→ What the task requires: Which lines below hold the word "Program"? Copy all of them.

→ Data in this exercise:

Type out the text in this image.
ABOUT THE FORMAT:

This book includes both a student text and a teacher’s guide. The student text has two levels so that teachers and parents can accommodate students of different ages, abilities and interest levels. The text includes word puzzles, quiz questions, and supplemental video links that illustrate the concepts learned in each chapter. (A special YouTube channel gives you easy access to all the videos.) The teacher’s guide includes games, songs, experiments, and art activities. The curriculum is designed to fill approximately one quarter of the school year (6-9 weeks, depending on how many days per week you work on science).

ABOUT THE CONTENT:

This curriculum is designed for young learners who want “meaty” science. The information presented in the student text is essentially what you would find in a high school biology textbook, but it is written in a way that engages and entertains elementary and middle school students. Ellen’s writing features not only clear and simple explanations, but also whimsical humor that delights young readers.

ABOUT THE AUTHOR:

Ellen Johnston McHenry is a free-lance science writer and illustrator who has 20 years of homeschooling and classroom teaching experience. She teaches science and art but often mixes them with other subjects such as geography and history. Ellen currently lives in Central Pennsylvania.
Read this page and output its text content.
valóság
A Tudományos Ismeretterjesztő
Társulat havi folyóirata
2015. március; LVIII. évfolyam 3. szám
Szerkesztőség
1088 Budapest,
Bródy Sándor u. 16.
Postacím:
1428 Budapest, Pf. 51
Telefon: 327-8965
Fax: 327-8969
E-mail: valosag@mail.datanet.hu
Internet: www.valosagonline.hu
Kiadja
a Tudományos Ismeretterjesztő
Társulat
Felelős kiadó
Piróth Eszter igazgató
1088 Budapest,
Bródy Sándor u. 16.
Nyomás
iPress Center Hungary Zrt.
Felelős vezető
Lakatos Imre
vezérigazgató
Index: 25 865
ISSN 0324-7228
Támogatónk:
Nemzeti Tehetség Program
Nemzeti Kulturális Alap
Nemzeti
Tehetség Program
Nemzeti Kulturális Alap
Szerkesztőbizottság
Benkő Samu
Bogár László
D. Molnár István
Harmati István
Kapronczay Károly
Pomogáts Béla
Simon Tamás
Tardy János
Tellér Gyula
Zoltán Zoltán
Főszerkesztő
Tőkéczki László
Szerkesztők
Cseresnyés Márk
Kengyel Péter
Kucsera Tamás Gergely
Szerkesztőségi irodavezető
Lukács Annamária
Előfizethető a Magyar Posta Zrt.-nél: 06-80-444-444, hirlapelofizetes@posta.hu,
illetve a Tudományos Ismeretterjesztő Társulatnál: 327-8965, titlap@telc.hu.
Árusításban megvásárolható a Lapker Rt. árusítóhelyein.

→ Solved exercise:
Nemzeti Tehetség Program
Tehetség Program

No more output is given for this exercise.